Directions -> In the items below, reproduce without changes the lines from the line with "- legend-label: Text" through the line with "- copy-icon: [1429, 48, 1465, 95]", including both of those lines.

Spatial annotation entries
----------------

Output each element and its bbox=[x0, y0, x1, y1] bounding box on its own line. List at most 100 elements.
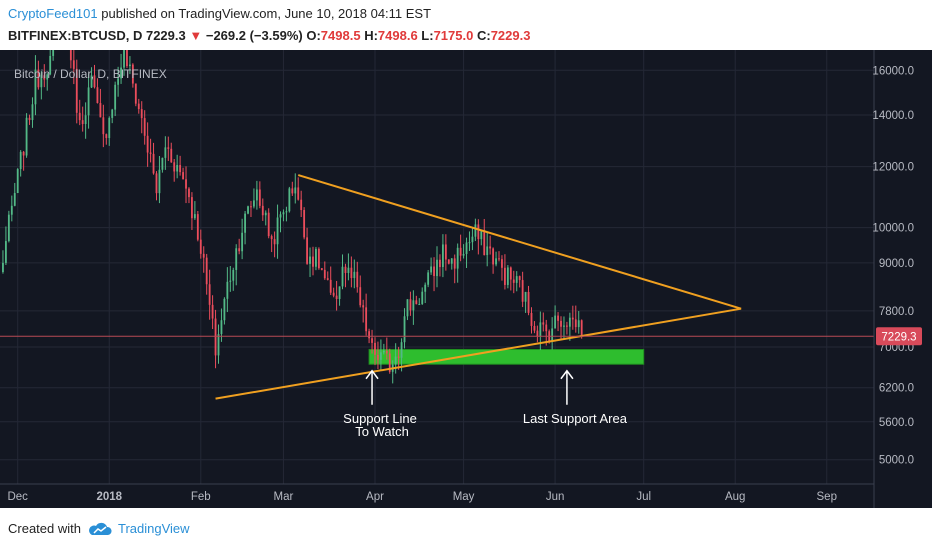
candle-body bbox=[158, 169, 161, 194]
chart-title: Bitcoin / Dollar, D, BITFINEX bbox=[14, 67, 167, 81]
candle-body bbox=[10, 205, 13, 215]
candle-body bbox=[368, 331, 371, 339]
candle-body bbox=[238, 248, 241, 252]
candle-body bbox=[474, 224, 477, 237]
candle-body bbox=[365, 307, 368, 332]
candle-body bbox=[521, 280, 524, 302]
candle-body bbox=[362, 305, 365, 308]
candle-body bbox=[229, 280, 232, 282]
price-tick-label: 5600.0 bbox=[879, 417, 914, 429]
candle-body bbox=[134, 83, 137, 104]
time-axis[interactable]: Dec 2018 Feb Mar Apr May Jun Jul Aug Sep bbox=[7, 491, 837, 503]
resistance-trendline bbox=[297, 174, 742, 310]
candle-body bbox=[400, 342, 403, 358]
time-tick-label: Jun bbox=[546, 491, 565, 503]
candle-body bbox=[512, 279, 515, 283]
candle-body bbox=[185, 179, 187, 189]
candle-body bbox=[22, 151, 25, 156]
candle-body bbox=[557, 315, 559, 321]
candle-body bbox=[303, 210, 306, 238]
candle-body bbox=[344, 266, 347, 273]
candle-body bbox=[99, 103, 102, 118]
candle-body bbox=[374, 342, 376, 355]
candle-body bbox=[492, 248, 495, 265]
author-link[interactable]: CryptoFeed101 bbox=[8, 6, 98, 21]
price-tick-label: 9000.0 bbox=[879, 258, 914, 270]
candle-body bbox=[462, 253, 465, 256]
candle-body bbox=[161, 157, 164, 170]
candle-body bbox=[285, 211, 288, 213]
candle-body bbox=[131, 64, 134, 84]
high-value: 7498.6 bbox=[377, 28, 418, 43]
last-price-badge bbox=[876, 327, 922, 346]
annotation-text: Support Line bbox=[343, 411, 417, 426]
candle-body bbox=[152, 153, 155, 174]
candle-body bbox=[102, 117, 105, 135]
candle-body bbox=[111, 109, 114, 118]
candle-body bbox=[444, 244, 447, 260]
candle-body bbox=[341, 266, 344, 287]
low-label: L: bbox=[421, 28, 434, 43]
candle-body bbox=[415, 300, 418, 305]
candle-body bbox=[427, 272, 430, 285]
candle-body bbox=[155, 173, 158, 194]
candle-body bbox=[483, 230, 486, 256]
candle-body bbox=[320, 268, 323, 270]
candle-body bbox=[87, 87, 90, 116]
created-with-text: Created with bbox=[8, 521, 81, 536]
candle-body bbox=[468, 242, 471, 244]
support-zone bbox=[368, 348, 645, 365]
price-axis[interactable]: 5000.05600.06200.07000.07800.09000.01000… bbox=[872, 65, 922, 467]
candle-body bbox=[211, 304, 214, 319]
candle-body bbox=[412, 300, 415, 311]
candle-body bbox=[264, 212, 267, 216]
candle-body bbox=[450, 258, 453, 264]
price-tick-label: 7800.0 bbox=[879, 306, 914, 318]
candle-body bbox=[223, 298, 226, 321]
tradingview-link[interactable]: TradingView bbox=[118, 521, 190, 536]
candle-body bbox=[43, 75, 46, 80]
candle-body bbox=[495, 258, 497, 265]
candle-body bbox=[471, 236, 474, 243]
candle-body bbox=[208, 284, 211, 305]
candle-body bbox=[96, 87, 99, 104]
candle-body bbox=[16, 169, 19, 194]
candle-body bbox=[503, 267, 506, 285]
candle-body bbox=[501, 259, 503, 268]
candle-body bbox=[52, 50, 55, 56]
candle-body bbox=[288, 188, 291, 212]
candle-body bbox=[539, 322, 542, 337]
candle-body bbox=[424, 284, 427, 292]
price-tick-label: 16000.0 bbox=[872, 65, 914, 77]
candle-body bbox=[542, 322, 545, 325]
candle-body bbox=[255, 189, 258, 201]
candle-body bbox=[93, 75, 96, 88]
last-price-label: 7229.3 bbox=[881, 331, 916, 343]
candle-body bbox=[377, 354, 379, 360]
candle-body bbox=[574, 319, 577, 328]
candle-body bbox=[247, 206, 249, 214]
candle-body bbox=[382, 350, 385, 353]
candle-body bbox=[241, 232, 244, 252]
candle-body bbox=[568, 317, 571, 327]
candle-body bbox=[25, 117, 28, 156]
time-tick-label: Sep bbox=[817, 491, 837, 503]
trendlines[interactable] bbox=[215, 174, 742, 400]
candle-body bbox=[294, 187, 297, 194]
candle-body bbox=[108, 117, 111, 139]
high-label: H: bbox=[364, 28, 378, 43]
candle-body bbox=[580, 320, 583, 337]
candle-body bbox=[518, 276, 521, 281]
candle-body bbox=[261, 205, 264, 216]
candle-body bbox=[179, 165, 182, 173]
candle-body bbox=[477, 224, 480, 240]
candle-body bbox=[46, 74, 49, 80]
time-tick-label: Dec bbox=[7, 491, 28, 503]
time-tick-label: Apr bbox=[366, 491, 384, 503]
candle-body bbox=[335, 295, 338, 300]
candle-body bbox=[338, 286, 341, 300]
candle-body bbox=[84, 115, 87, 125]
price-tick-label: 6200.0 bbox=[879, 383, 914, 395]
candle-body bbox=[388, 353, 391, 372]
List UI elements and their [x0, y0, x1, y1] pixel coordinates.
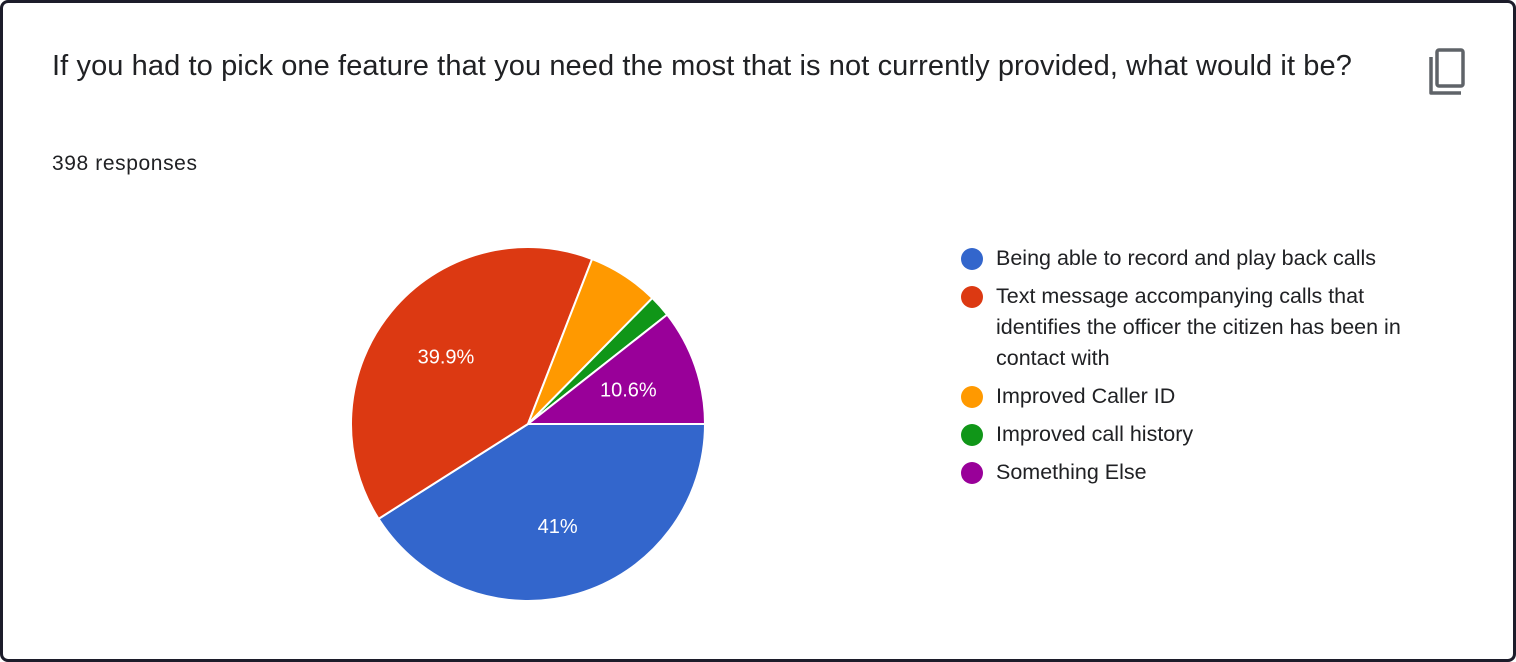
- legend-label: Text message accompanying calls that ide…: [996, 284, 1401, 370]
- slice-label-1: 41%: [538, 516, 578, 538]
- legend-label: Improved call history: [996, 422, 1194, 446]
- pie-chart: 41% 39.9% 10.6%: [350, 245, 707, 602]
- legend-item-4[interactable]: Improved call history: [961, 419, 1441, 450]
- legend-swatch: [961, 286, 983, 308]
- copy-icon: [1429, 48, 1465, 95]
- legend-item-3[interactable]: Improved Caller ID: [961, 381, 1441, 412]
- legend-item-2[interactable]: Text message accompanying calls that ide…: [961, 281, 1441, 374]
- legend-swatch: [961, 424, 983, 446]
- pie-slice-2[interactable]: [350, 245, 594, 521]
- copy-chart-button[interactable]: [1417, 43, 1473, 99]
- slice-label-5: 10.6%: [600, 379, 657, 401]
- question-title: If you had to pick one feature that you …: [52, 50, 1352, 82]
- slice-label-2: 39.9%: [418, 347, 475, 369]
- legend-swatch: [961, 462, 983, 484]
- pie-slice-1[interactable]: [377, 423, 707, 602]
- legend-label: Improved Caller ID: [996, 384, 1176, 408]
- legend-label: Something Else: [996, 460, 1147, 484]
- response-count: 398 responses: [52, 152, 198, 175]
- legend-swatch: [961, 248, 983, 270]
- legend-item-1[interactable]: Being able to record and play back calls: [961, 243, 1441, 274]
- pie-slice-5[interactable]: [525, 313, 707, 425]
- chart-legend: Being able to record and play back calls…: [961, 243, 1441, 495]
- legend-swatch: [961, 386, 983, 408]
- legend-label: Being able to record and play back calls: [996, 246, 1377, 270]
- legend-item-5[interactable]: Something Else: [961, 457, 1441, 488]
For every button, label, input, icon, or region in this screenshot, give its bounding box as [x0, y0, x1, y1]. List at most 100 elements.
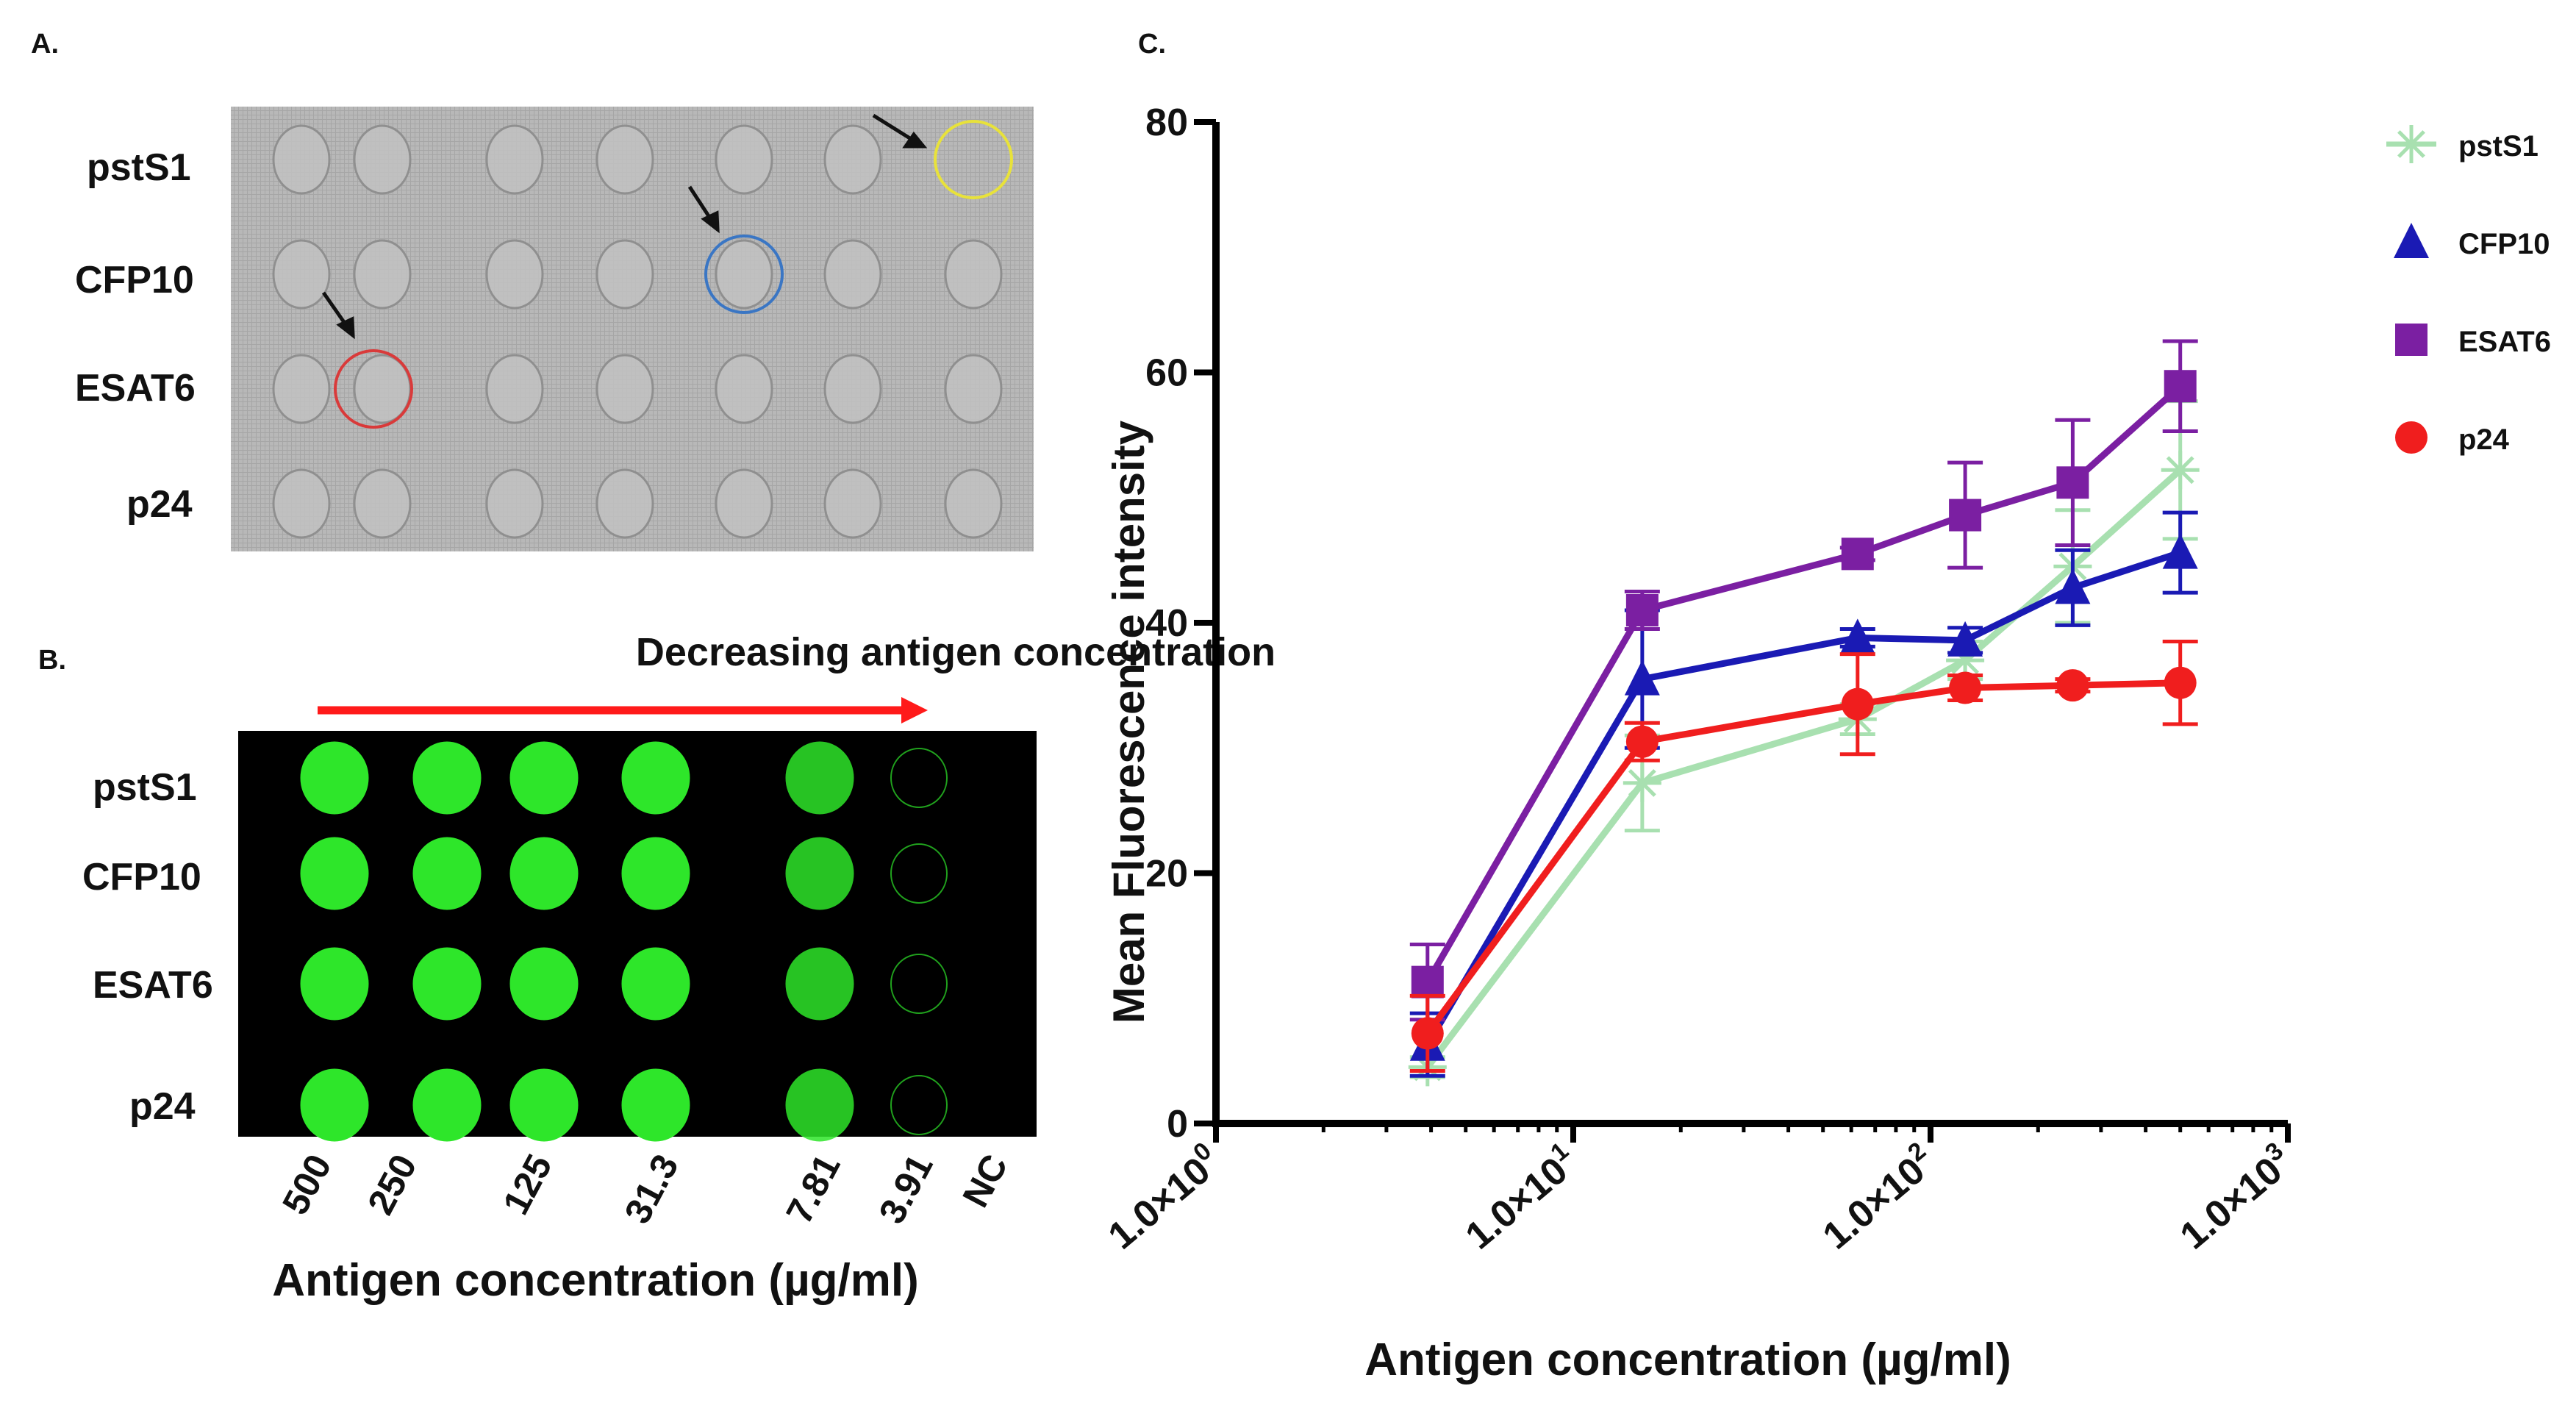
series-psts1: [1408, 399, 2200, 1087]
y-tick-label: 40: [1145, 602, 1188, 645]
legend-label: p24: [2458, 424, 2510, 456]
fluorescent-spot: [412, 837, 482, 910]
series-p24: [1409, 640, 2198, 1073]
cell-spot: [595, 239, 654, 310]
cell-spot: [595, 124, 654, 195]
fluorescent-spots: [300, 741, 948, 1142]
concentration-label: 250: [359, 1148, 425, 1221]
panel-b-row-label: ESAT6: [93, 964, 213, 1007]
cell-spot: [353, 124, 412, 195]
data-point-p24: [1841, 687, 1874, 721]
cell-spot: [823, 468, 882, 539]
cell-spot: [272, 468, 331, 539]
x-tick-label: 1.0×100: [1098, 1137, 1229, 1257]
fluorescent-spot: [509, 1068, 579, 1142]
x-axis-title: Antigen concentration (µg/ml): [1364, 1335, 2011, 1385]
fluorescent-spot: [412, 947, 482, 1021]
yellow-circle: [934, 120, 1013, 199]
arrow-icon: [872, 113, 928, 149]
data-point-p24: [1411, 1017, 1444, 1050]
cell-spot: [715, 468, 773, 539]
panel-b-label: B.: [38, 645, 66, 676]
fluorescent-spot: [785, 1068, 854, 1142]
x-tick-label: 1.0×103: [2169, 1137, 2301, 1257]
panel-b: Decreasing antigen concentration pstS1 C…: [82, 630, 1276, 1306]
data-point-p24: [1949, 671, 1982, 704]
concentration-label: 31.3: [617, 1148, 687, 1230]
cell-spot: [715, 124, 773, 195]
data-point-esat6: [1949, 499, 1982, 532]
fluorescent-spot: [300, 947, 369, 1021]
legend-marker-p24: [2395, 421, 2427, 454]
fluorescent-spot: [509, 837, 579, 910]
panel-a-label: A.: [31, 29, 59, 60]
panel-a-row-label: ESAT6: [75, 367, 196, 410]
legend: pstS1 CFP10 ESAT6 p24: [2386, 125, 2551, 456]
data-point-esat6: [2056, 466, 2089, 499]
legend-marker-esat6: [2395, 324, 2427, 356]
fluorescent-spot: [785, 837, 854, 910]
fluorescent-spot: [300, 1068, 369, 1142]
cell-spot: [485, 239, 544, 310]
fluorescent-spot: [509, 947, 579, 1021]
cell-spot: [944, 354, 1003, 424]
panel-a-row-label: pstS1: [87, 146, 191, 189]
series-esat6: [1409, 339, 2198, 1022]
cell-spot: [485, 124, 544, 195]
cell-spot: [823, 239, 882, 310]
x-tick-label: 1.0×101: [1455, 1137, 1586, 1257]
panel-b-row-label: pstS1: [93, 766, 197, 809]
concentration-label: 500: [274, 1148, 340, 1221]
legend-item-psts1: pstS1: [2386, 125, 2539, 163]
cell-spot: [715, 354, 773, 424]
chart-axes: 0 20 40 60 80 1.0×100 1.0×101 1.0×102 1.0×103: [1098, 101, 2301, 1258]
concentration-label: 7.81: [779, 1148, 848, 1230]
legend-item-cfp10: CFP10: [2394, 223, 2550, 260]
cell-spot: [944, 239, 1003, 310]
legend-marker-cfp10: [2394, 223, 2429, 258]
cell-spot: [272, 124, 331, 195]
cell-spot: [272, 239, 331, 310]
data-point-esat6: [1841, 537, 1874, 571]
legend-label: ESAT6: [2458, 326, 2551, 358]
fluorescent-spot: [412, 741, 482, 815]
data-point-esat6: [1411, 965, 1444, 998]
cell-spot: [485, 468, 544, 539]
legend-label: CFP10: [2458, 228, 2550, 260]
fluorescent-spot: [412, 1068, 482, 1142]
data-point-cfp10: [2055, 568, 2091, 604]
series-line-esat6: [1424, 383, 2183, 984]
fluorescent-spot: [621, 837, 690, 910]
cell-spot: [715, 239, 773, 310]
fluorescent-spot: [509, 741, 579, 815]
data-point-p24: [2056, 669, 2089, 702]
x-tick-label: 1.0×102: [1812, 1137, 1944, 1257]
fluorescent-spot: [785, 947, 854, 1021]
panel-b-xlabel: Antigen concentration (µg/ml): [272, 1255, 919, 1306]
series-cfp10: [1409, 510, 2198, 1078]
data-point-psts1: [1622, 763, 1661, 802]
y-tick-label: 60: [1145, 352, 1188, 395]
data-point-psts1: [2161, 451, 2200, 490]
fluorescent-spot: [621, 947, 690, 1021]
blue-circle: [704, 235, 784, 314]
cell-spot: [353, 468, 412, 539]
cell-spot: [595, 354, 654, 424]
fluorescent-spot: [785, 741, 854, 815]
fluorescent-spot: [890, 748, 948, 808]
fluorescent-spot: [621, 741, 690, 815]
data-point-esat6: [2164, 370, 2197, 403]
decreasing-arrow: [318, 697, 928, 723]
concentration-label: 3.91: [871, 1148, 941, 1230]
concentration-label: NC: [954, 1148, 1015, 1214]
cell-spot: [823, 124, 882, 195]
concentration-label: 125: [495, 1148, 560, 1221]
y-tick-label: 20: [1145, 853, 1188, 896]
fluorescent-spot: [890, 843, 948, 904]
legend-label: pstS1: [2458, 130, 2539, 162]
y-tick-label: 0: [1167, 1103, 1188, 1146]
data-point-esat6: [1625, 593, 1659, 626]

----------------

Task solution ->
- legend-label: Text message accompanying calls that ide…: [996, 284, 1401, 370]
- slice-label-1: 41%: [538, 516, 578, 538]
- legend-label: Improved call history: [996, 422, 1194, 446]
- pie-chart: 41% 39.9% 10.6%: [350, 245, 707, 602]
- legend-item-4[interactable]: Improved call history: [961, 419, 1441, 450]
- legend-swatch: [961, 286, 983, 308]
- copy-icon: [1429, 48, 1465, 95]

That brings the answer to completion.